*** MATERIAL PROVIDED ***
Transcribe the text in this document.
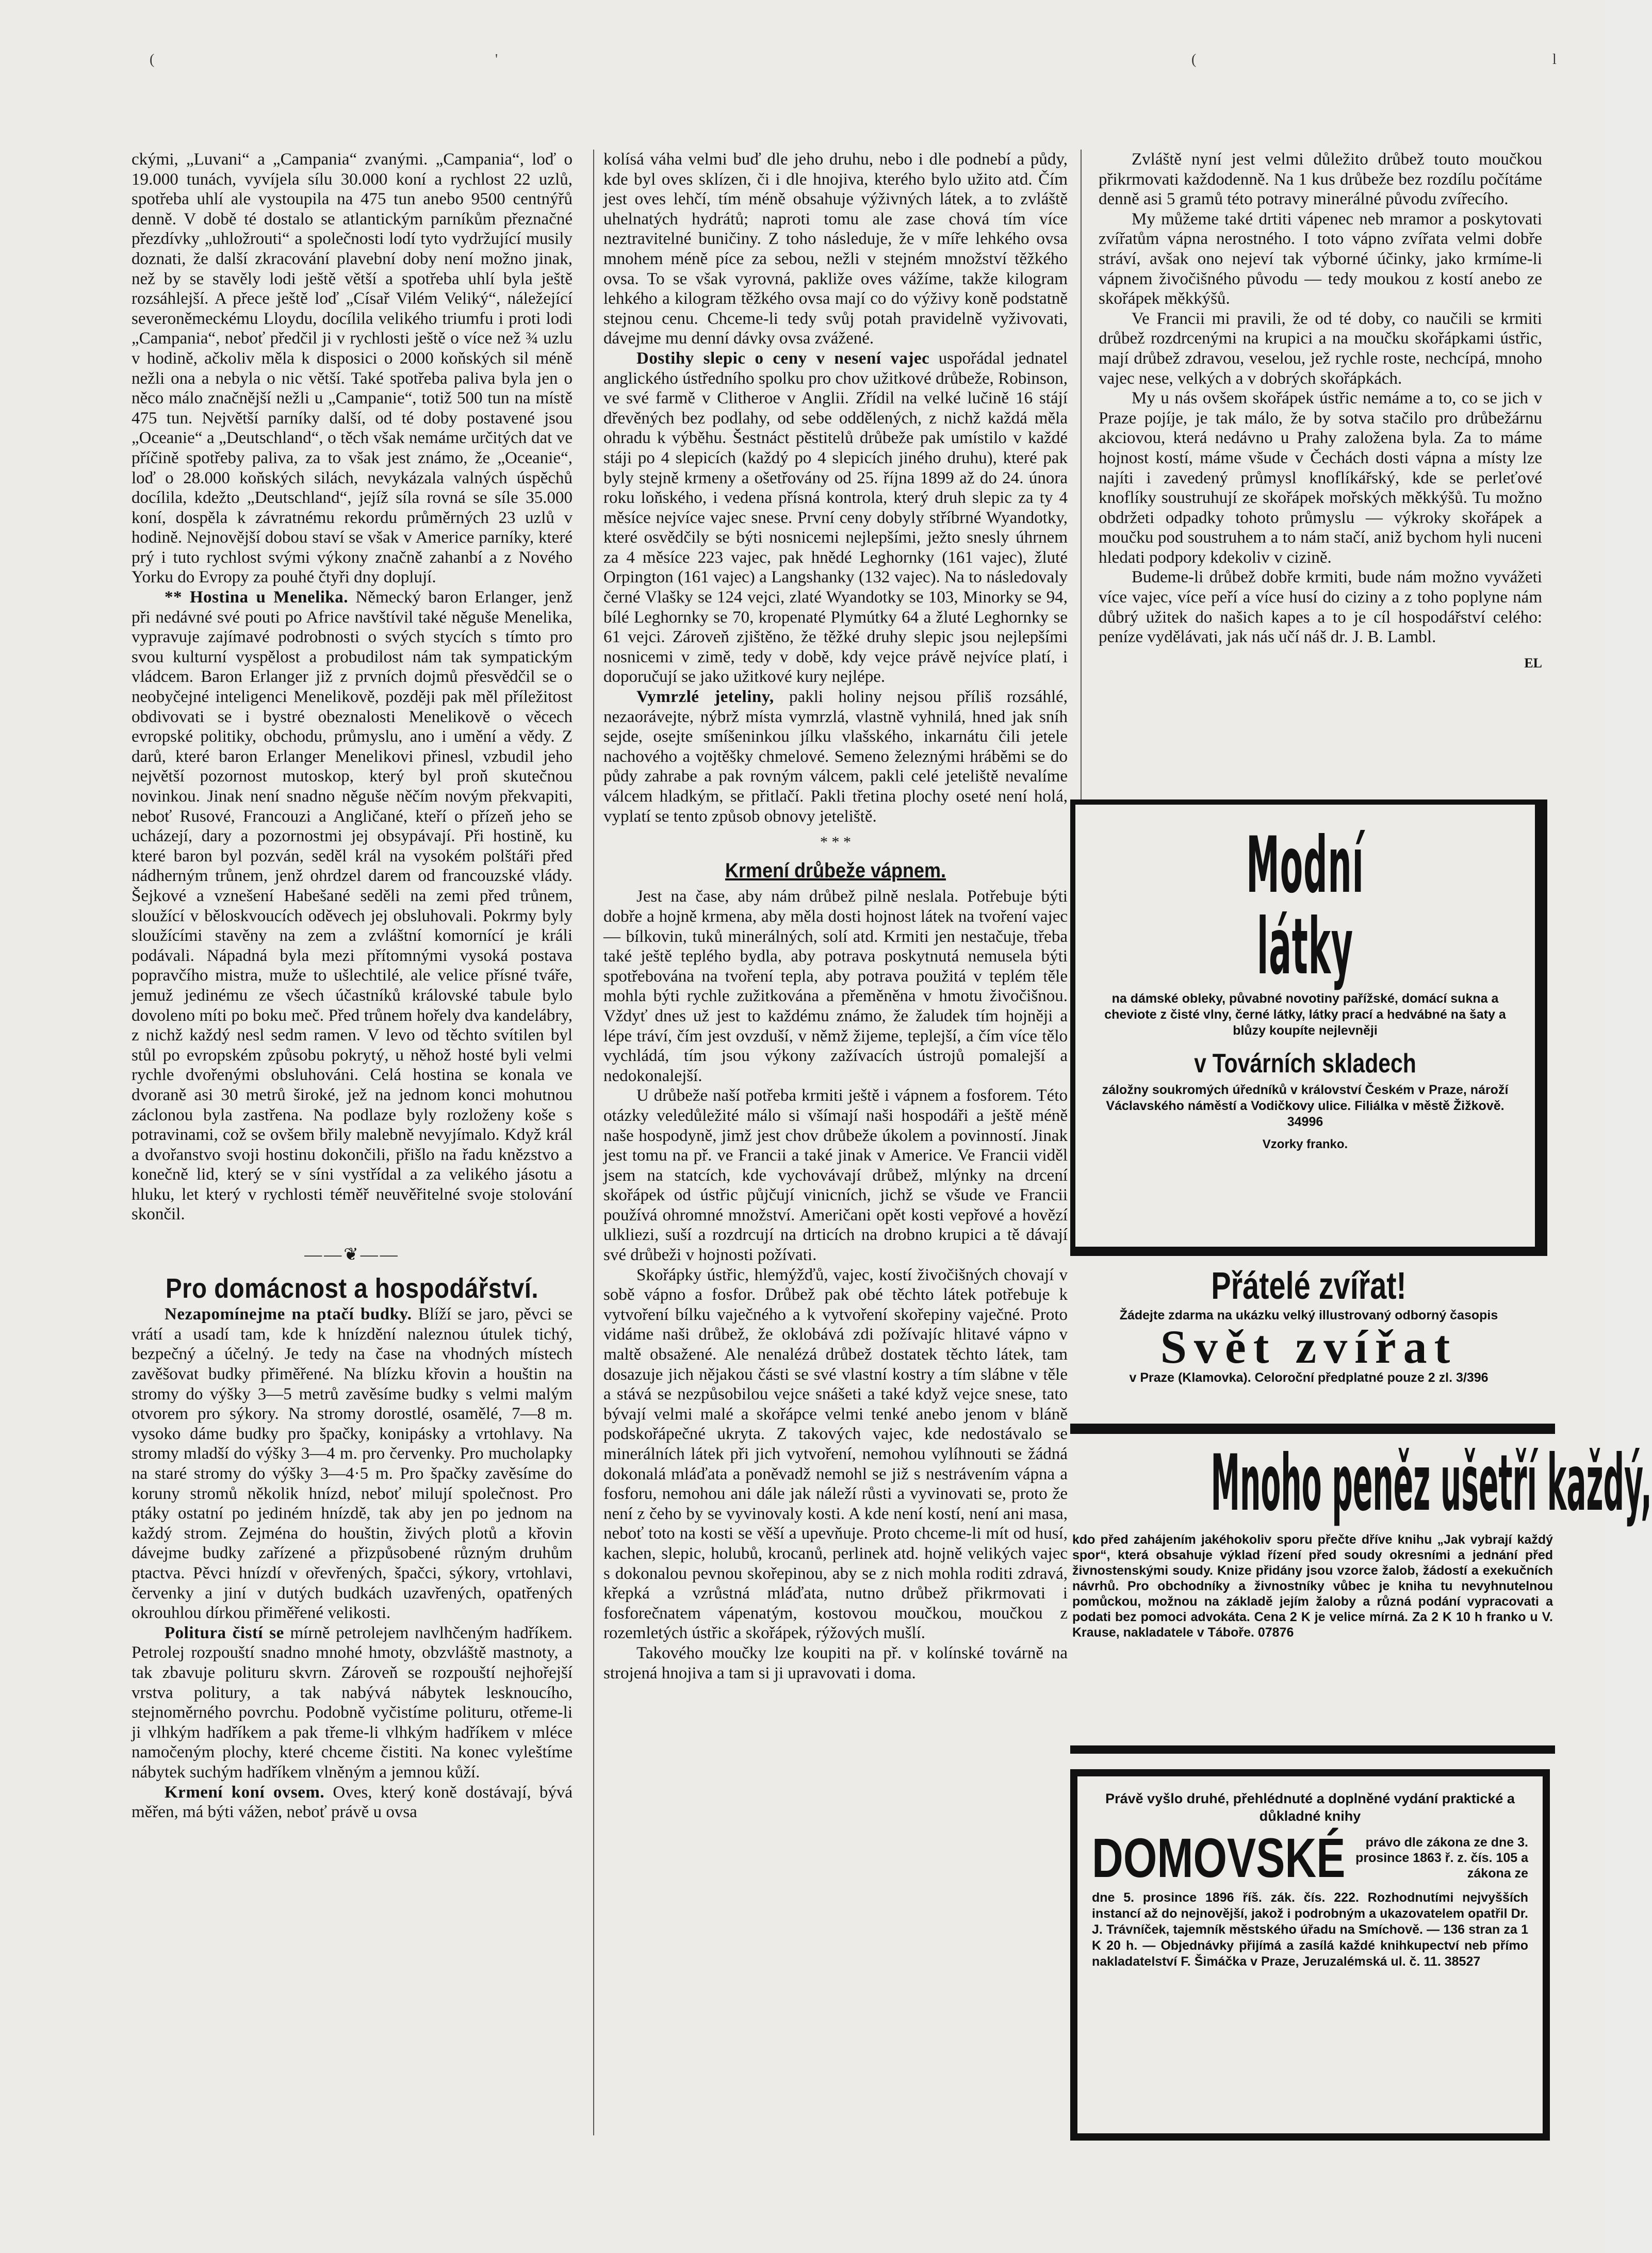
(	'	(	l

ckými, „Luvani“ a „Campania“ zvanými. „Campania“, loď o 19.000 tunách, vyvíjela sílu 30.000 koní a rychlost 22 uzlů, spotřeba uhlí ale vystoupila na 475 tun anebo 9500 centnýřů denně. V době té dostalo se atlantickým parníkům přeznačné přezdívky „uhložrouti“ a společnosti lodí tyto vydržující musily doznati, že další zkracování plavební doby není možno jinak, než by se stavěly lodi ještě větší a spotřeba uhlí byla ještě rozsáhlejší. A přece ještě loď „Císař Vilém Veliký“, náležející severoněmeckému Lloydu, docílila velikého triumfu i proti lodi „Campania“, neboť předčil ji v rychlosti ještě o více než ¾ uzlu v hodině, ačkoliv měla k disposici o 2000 koňských sil méně nežli onа a nebyla o nic větší. Také spotřeba paliva byla jen o něco málo značnější nežli u „Campanie“, totiž 500 tun na místě 475 tun. Největší parníky další, od té doby postavené jsou „Oceanie“ a „Deutschland“, o těch však nemáme určitých dat ve příčině spotřeby paliva, za to však jest známo, že „Oceanie“, loď o 28.000 koňských silách, nevykázala valných úspěchů docílila, kdežto „Deutschland“, jejíž síla rovná se síle 35.000 koní, dospěla k závratnému rekordu průměrných 23 uzlů v hodině. Nejnovější dobou staví se však v Americe parníky, které prý i tuto rychlost svými výkony značně zahanbí a z Nového Yorku do Evropy za pouhé čtyři dny doplují.

** Hostina u Menelika. Německý baron Erlanger, jenž při nedávné své pouti po Africe navštívil také něguše Menelika, vypravuje zajímavé podrobnosti o svých stycích s tímto pro svou kulturní vyspělost a probudilost nám tak sympatickým vládcem. Baron Erlanger již z prvních dojmů přesvědčil se o neobyčejné inteligenci Menelikově, později pak měl příležitost obdivovati se i bystré obeznalosti Menelikově o věcech evropské politiky, obchodu, průmyslu, ano i umění a vědy. Z darů, které baron Erlanger Menelikovi přinesl, vzbudil jeho největší pozornost mutoskop, který byl proň skutečnou novinkou. Jinak není snadno něguše něčím novým překvapiti, neboť Rusové, Francouzi a Angličané, kteří o přízeň jeho se ucházejí, dary a pozornostmi jej obsypávají. Při hostině, ku které baron byl pozván, seděl král na vysokém polštáři před nádherným trůnem, jenž ohrdzel darem od francouzské vlády. Šejkové a vznešení Habešané seděli na zemi před trůnem, sloužící v běloskvoucích oděvech jej obsluhovali. Pokrmy byly sloužícími stavěny na zem a zvláštní komornící je králi podávali. Nápadná byla mezi přítomnými vysoká postava popravčího mistra, muže to ušlechtilé, ale velice přísné tváře, jemuž jedinému ze všech účastníků královské tabule bylo dovoleno míti po boku meč. Před trůnem hořely dva kandelábry, z nichž každý nesl sedm ramen. V levo od těchto svítilen byl stůl po evropském způsobu pokrytý, u něhož hosté byli velmi rychle dvořenými obsluhováni. Celá hostina se konala ve dvoraně asi 30 metrů široké, jež na jednom konci mohutnou záclonou byla zastřena. Na podlaze byly rozloženy koše s potravinami, což se ovšem břily malebně nevyjímalo. Když král a dvořanstvo svoji hostinu dokončili, přišlo na řadu knězstvo a konečně lid, který se v síni vystřídal a za velikého jásotu a hluku, let který v rychlosti téměř neuvěřitelné svoje stolování skončil.

——❦——
Pro domácnost a hospodářství.

Nezapomínejme na ptačí budky. Blíží se jaro, pěvci se vrátí a usadí tam, kde k hnízdění naleznou útulek tichý, bezpečný a účelný. Je tedy na čase na vhodných místech zavěšovat budky přiměřené. Na blízku křovin a houštin na stromy do výšky 3—5 metrů zavěsíme budky s velmi malým otvorem pro sýkory. Na stromy dorostlé, osamělé, 7—8 m. vysoko dáme budky pro špačky, konipásky a vrtohlavy. Na stromy mladší do výšky 3—4 m. pro červenky. Pro mucholapky na staré stromy do výšky 3—4·5 m. Pro špačky zavěsíme do koruny stromů několik hnízd, neboť milují společnost. Pro ptáky ostatní po jediném hnízdě, tak aby jen po jednom na každý strom. Zejména do houštin, živých plotů a křovin dávejme budky zařízené a přizpůsobené různým druhům ptactva. Pěvci hnízdí v ořevřených, špačci, sýkory, vrtohlavi, červenky a jiní v dutých budkách uzavřených, opatřených okrouhlou dírkou přiměřené velikosti.

Politura čistí se mírně petrolejem navlhčeným hadříkem. Petrolej rozpouští snadno mnohé hmoty, obzvláště mastnoty, a tak zbavuje polituru skvrn. Zároveň se rozpouští nejhořejší vrstva politury, a tak nabývá nábytek lesknoucího, stejnoměrného povrchu. Podobně vyčistíme polituru, otřeme-li ji vlhkým hadříkem a pak třeme-li vlhkým hadříkem v mléce namočeným plochy, které chceme čistiti. Na konec vyleštíme nábytek suchým hadříkem vlněným a jemnou kůží.

Krmení koní ovsem. Oves, který koně dostávají, bývá měřen, má býti vážen, neboť právě u ovsa

kolísá váha velmi buď dle jeho druhu, nebo i dle podnebí a půdy, kde byl oves sklízen, či i dle hnojiva, kterého bylo užito atd. Čím jest oves lehčí, tím méně obsahuje výživných látek, a to zvláště uhelnatých hydrátů; naproti tomu ale zase chová tím více neztravitelné buničiny. Z toho následuje, že v míře lehkého ovsa mnohem méně píce za sebou, nežli v stejném množství těžkého ovsa. To se však vyrovná, pakliže oves vážíme, takže kilogram lehkého a kilogram těžkého ovsa mají co do výživy koně podstatně stejnou cenu. Chceme-li tedy svůj potah pravidelně vyživovati, dávejme mu denní dávky ovsa zvážené.

Dostihy slepic o ceny v nesení vajec uspořádal jednatel anglického ústředního spolku pro chov užitkové drůbeže, Robinson, ve své farmě v Clitheroe v Anglii. Zřídil na velké lučině 16 stájí dřevěných bez podlahy, od sebe oddělených, z nichž každá měla ohradu k výběhu. Šestnáct pěstitelů drůbeže pak umístilo v každé stáji po 4 slepicích (každý po 4 slepicích jiného druhu), které pak byly stejně krmeny a ošetřovány od 25. října 1899 až do 24. února roku loňského, i vedena přísná kontrola, který druh slepic za ty 4 měsíce nejvíce vajec snese. První ceny dobyly stříbrné Wyandotky, které osvědčily se býti nosnicemi nejlepšími, ježto snesly úhrnem za 4 měsíce 223 vajec, pak hnědé Leghornky (161 vajec), žluté Orpington (161 vajec) a Langshanky (132 vajec). Na to následovaly černé Vlašky se 124 vejci, zlaté Wyandotky se 103, Minorky se 94, bílé Leghornky se 70, kropenaté Plymútky 64 a žluté Leghornky se 61 vejci. Zároveň zjištěno, že těžké druhy slepic jsou nejlepšími nosnicemi v zimě, tedy v době, kdy vejce právě nejvíce platí, i doporučují se jako užitkové kury nejlépe.

Vymrzlé jeteliny, pakli holiny nejsou příliš rozsáhlé, nezaorávejte, nýbrž místa vymrzlá, vlastně vyhnilá, hned jak sníh sejde, osejte smíšeninkou jílku vlašského, inkarnátu čili jetele nachového a vojtěšky chmelové. Semeno železnými hráběmi se do půdy zahrabe a pak rovným válcem, pakli celé jeteliště nevalíme válcem hladkým, se přitlačí. Pakli třetina plochy oseté není holá, vyplatí se tento způsob obnovy jeteliště.

* * *
Krmení drůbeže vápnem.

Jest na čase, aby nám drůbež pilně neslala. Potřebuje býti dobře a hojně krmena, aby měla dosti hojnost látek na tvoření vajec — bílkovin, tuků minerálných, solí atd. Krmiti jen nestačuje, třeba také ještě teplého bydla, aby potrava poskytnutá nemusela býti spotřebována na tvoření tepla, aby potrava použitá v teplém těle mohla býti rychle zužitkována a přeměněna v hmotu živočišnou. Vždyť dnes už jest to každému známo, že žaludek tím hojněji a lépe tráví, čím jest ovzduší, v němž žijeme, teplejší, a čím více tělo vychládá, tím jsou výkony zažívacích ústrojů pomalejší a nedokonalejší.

U drůbeže naší potřeba krmiti ještě i vápnem a fosforem. Této otázky veledůležité málo si všímají naši hospodáři a ještě méně naše hospodyně, jimž jest chov drůbeže úkolem a povinností. Jinak jest tomu na př. ve Francii a také jinak v Americe. Ve Francii viděl jsem na statcích, kde vychovávají drůbež, mlýnky na drcení skořápek od ústřic půjčují vinicních, jichž se všude ve Francii používá ohromné množství. Američani opět kosti vepřové a hovězí ulkliezi, suší a rozdrcují na drticích na drobno krupici a tě dávají své drůbeži v hojnosti požívati.

Skořápky ústřic, hlemýžďů, vajec, kostí živočišných chovají v sobě vápno a fosfor. Drůbež pak obé těchto látek potřebuje k vytvoření bílku vaječného a k vytvoření skořepiny vaječné. Proto vidáme naši drůbež, že oklobává zdi požívajíc hlitavé vápno v maltě obsažené. Ale nenalézá drůbež dostatek těchto látek, tam dosazuje jich nějakou části se své vlastní kostry a tím slábne v těle a stává se nezpůsobilou vejce snášeti a také když vejce snese, tato bývají velmi malé a skořápce velmi tenké anebo jenom v bláně podskořápečné ukryta. Z takových vajec, kde nedostávalo se minerálních látek při jich vytvoření, nemohou vylíhnouti se žádná dokonalá mláďata a poněvadž nemohl se již s nestrávením vápna a fosforu, nemohou ani dále jak náleží růsti a vyvinovati se, proto že není z čeho by se vyvinovaly kosti. A kde není kostí, není ani masa, neboť toto na kosti se věší a upevňuje. Proto chceme-li mít od husí, kachen, slepic, holubů, krocanů, perlinek atd. hojně velikých vajec s dokonalou pevnou skořepinou, aby se z nich mohla roditi zdravá, křepká a vzrůstná mláďata, nutno drůbež přikrmovati i fosforečnatem vápenatým, kostovou moučkou, moučkou z rozemletých ústřic a skořápek, rýžových mušlí.

Takového moučky lze koupiti na př. v kolínské továrně na strojená hnojiva a tam si ji upravovati i doma.

Zvláště nyní jest velmi důležito drůbež touto moučkou přikrmovati každodenně. Na 1 kus drůbeže bez rozdílu počítáme denně asi 5 gramů této potravy minerálné původu zvířecího.

My můžeme také drtiti vápenec neb mramor a poskytovati zvířatům vápna nerostného. I toto vápno zvířata velmi dobře stráví, avšak ono nejeví tak výborné účinky, jako krmíme-li vápnem živočišného původu — tedy moukou z kostí anebo ze skořápek měkkýšů.

Ve Francii mi pravili, že od té doby, co naučili se krmiti drůbež rozdrcenými na krupici a na moučku skořápkami ústřic, mají drůbež zdravou, veselou, jež rychle roste, nechcípá, mnoho vajec nese, velkých a v dobrých skořápkách.

My u nás ovšem skořápek ústřic nemáme a to, co se jich v Praze pojíje, je tak málo, že by sotva stačilo pro drůbežárnu akciovou, která nedávno u Prahy založena byla. Za to máme hojnost kostí, máme všude v Čechách dosti vápna a místy lze najíti i zavedený průmysl knoflíkářský, kde se perleťové knoflíky soustruhují ze skořápek mořských měkkýšů. Tu možno obdržeti odpadky tohoto průmyslu — výkroky skořápek a moučku pod soustruhem a to nám stačí, aniž bychom hyli nuceni hledati podpory kdekoliv v cizině.

Budeme-li drůbež dobře krmiti, bude nám možno vyvážeti více vajec, více peří a více husí do ciziny a z toho poplyne nám důbrý užitek do našich kapes a to je cíl hospodářství celého: peníze vydělávati, jak nás učí náš dr. J. B. Lambl.

EL
Modní látky
na dámské obleky, půvabné novotiny pařížské, domácí sukna a cheviote z čisté vlny, černé látky, látky prací a hedvábné na šaty a blůzy koupíte nejlevněji
v Továrních skladech
záložny soukromých úředníků v království Českém v Praze, nároží Václavského náměstí a Vodičkovy ulice. Filiálka v městě Žižkově. 34996
Vzorky franko.
Přátelé zvířat!
Žádejte zdarma na ukázku velký illustrovaný odborný časopis
Svět zvířat
v Praze (Klamovka). Celoroční předplatné pouze 2 zl. 3/396
Mnoho peněz ušetří každý,
kdo před zahájením jakéhokoliv sporu přečte dříve knihu „Jak vybrají každý spor“, která obsahuje výklad řízení před soudy okresními a jednání před živnostenskými soudy. Knize přidány jsou vzorce žalob, žádostí a exekučních návrhů. Pro obchodníky a živnostníky vůbec je kniha tu nevyhnutelnou pomůckou, možnou na základě jejím žaloby a různá podání vypracovati a podati bez pomoci advokáta. Cena 2 K je velice mírná. Za 2 K 10 h franko u V. Krause, nakladatele v Táboře. 07876
Právě vyšlo druhé, přehlédnuté a doplněné vydání praktické a důkladné knihy
DOMOVSKÉ	právo dle zákona ze dne 3. prosince 1863 ř. z. čís. 105 a zákona ze
dne 5. prosince 1896 říš. zák. čís. 222. Rozhodnutími nejvyšších instancí až do nejnovější, jakož i podrobným a ukazovatelem opatřil Dr. J. Trávníček, tajemník městského úřadu na Smíchově. — 136 stran za 1 K 20 h. — Objednávky přijímá a zasílá každé knihkupectví neb přímo nakladatelství F. Šimáčka v Praze, Jeruzalémská ul. č. 11. 38527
***
* DIRECTIVE: Lines containing the word "hospodářství" must all be returned from the material above.

* WRITTEN ANSWER:
Pro domácnost a hospodářství.
Budeme-li drůbež dobře krmiti, bude nám možno vyvážeti více vajec, více peří a více husí do ciziny a z toho poplyne nám důbrý užitek do našich kapes a to je cíl hospodářství celého: peníze vydělávati, jak nás učí náš dr. J. B. Lambl.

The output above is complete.